(Some records)

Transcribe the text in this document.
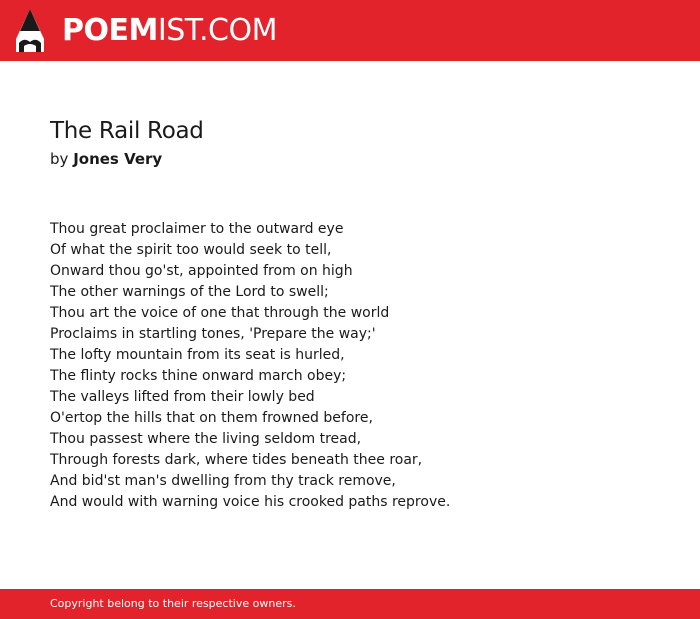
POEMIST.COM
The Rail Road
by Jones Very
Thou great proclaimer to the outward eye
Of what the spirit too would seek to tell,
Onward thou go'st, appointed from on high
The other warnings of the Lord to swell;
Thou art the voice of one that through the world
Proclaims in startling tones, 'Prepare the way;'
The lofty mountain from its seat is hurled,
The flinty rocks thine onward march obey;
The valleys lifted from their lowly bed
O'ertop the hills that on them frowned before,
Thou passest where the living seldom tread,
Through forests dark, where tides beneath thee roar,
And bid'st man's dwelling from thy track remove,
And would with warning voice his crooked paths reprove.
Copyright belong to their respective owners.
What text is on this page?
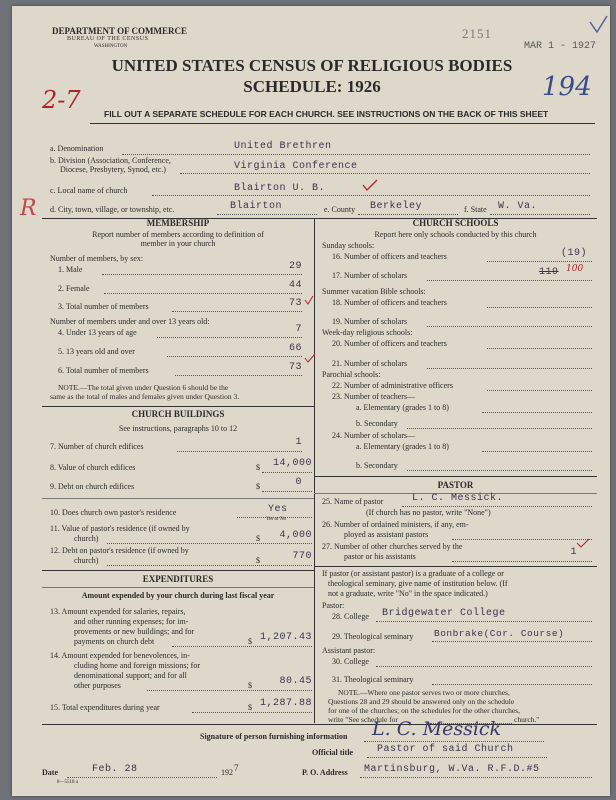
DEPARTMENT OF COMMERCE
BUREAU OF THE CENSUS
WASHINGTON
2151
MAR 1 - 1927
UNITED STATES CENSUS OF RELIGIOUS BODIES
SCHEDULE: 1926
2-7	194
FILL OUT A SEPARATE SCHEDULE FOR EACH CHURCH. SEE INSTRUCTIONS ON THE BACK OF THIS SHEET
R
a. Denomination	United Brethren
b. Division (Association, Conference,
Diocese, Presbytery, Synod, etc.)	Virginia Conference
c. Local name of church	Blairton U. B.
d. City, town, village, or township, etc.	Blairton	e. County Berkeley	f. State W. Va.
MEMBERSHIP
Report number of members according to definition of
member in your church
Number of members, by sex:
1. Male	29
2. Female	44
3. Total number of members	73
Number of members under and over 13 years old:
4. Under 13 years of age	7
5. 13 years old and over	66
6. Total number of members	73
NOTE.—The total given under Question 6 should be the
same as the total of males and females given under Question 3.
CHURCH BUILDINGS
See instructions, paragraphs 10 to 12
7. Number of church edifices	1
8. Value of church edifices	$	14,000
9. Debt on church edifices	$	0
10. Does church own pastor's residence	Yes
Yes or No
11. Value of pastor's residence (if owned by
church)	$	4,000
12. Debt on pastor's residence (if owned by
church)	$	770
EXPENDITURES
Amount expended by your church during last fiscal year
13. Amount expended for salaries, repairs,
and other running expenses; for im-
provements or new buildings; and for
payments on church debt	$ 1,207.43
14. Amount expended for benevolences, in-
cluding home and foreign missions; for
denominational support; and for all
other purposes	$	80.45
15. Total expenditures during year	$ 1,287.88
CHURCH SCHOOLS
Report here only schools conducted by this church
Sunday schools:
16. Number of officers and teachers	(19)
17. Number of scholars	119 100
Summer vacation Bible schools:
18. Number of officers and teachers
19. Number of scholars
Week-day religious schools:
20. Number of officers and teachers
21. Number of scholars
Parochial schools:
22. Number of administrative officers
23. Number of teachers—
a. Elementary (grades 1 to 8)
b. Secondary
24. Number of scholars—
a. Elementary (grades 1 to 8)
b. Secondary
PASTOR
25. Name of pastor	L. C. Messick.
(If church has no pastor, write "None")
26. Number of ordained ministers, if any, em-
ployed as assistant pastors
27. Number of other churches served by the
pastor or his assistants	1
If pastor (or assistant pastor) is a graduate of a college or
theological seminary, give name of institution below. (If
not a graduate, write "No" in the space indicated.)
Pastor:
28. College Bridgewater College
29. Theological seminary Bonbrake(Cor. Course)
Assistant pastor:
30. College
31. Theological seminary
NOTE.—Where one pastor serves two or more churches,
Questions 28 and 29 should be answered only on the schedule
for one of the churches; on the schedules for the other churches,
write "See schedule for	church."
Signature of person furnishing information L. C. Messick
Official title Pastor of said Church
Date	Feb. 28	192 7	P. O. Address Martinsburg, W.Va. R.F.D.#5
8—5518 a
---
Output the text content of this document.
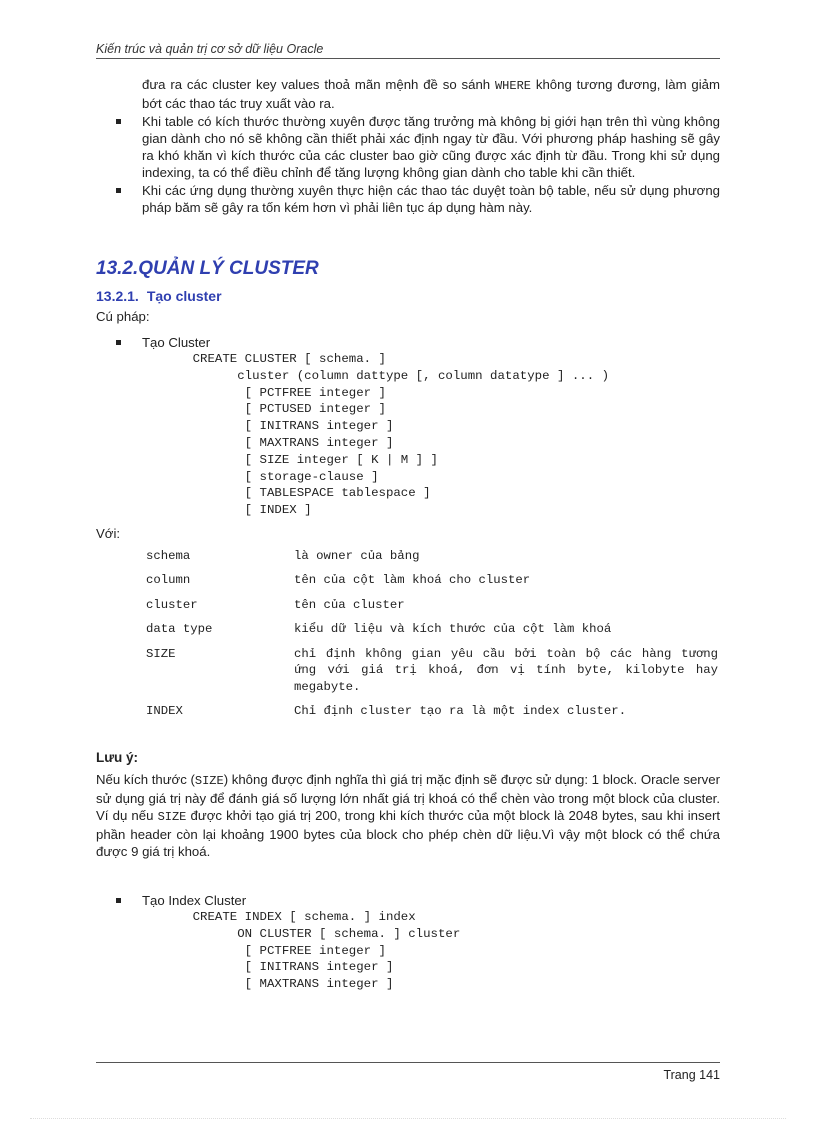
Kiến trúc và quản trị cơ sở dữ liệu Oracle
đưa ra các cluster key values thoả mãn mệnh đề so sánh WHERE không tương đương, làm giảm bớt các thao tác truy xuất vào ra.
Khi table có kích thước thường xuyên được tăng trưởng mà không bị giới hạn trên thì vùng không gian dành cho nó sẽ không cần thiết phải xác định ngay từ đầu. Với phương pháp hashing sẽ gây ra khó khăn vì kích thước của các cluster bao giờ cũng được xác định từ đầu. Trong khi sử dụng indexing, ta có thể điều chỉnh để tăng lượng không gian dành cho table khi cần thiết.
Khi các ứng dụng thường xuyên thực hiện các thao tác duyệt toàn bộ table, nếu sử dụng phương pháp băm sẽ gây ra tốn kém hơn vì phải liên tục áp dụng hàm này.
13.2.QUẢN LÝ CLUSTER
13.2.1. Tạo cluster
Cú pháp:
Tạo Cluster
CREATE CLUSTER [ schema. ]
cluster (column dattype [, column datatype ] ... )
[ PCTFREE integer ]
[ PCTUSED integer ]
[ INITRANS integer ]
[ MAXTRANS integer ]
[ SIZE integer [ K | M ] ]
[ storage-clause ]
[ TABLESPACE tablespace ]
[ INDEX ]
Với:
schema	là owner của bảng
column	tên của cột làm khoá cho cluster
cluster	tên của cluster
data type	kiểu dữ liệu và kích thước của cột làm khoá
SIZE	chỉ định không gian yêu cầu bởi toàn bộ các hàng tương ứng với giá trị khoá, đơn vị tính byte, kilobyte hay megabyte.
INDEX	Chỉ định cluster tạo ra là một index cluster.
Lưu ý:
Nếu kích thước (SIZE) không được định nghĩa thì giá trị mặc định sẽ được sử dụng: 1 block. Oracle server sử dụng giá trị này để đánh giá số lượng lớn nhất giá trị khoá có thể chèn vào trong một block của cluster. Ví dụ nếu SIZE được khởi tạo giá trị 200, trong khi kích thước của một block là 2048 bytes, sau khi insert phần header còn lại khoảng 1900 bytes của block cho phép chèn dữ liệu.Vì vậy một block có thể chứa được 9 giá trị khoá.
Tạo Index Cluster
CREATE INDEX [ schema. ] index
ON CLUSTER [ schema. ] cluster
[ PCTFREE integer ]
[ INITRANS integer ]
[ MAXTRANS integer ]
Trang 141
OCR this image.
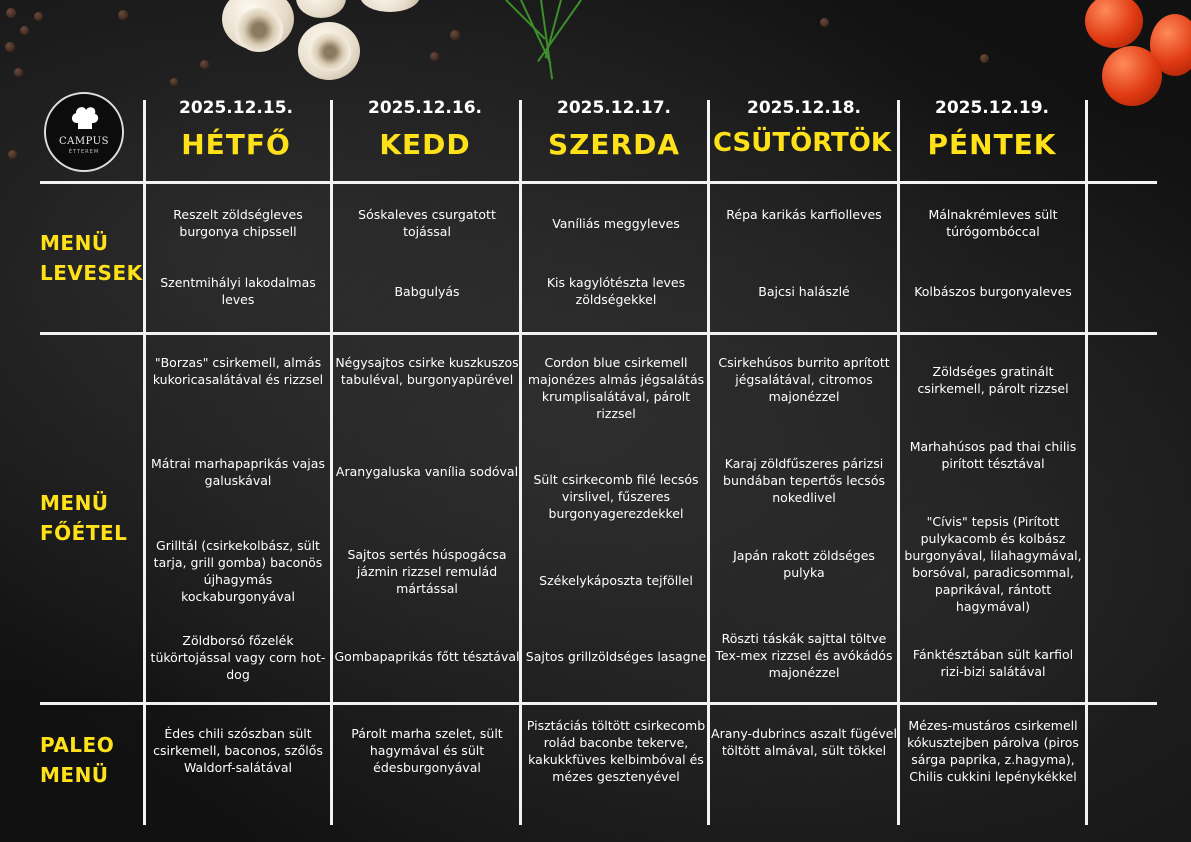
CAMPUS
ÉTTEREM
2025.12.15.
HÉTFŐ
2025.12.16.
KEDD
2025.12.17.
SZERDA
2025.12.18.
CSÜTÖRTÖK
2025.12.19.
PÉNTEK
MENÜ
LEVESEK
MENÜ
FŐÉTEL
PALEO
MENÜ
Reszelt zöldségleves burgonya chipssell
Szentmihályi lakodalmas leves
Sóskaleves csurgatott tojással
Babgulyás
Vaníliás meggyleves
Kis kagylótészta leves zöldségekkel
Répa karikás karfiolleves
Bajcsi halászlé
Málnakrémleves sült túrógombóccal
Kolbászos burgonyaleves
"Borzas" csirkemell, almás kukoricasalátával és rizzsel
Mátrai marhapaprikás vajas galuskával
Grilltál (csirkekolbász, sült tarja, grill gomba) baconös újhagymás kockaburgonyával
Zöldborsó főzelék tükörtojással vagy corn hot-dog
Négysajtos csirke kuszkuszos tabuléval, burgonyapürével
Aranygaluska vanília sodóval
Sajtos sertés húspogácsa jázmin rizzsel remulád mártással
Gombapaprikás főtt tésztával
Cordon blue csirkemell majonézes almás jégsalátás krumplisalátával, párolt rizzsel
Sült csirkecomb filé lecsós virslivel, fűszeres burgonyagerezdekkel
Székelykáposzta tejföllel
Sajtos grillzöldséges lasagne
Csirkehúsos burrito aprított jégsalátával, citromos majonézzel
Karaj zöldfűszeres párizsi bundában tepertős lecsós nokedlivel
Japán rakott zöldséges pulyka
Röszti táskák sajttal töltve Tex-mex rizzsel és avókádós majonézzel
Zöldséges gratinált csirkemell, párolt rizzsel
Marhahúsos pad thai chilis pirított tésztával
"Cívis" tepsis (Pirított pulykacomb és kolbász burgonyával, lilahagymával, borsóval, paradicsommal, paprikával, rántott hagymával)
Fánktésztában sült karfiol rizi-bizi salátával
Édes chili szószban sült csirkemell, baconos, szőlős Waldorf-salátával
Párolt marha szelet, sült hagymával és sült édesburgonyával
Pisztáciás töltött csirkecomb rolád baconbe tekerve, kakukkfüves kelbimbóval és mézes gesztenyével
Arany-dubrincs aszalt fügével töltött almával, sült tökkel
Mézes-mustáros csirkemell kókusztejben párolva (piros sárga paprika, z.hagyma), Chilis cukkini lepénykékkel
* * *
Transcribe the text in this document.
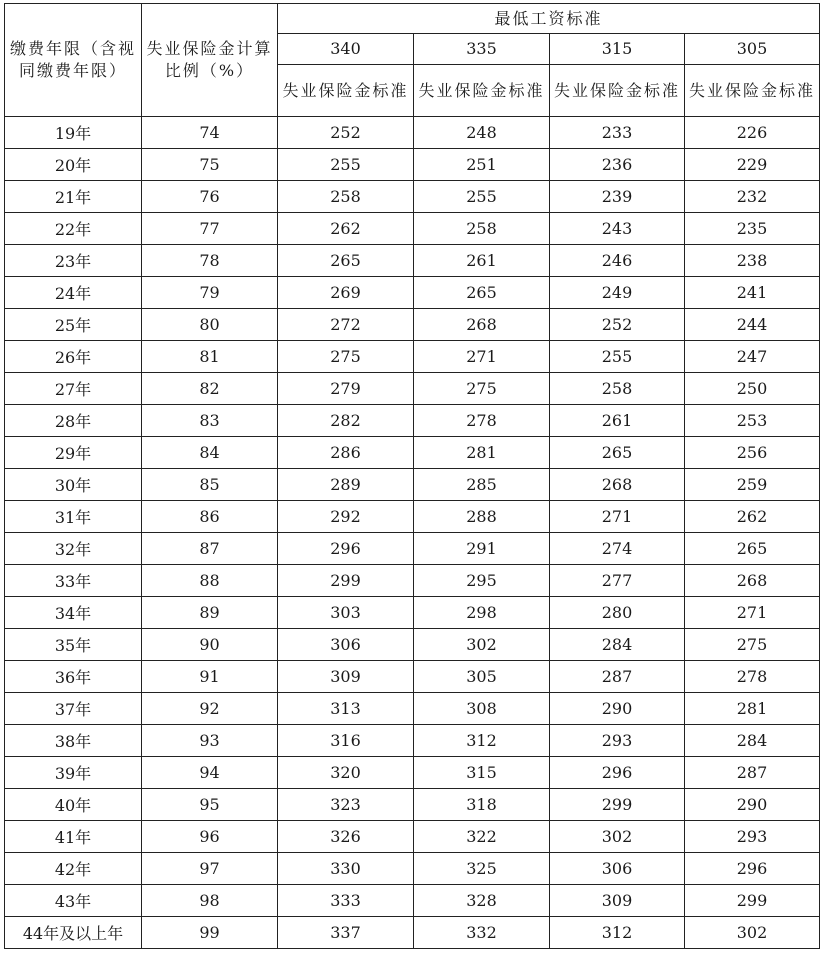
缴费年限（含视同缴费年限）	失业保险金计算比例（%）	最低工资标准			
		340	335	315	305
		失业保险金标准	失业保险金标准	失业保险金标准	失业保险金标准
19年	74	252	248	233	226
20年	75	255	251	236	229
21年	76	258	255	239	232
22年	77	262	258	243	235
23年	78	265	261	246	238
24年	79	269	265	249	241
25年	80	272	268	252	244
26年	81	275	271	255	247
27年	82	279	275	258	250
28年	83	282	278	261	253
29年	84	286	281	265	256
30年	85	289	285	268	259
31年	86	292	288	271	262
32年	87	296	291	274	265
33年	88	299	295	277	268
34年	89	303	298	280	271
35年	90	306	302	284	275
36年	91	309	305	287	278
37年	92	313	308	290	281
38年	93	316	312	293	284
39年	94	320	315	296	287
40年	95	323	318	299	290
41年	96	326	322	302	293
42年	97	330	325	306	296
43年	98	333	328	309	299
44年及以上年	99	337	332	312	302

Problem statement: Copy out every line in the listing where the word "pháp" appears.

Complete answer:
Khi table có kích thước thường xuyên được tăng trưởng mà không bị giới hạn trên thì vùng không gian dành cho nó sẽ không cần thiết phải xác định ngay từ đầu. Với phương pháp hashing sẽ gây ra khó khăn vì kích thước của các cluster bao giờ cũng được xác định từ đầu. Trong khi sử dụng indexing, ta có thể điều chỉnh để tăng lượng không gian dành cho table khi cần thiết.
Khi các ứng dụng thường xuyên thực hiện các thao tác duyệt toàn bộ table, nếu sử dụng phương pháp băm sẽ gây ra tốn kém hơn vì phải liên tục áp dụng hàm này.
Cú pháp:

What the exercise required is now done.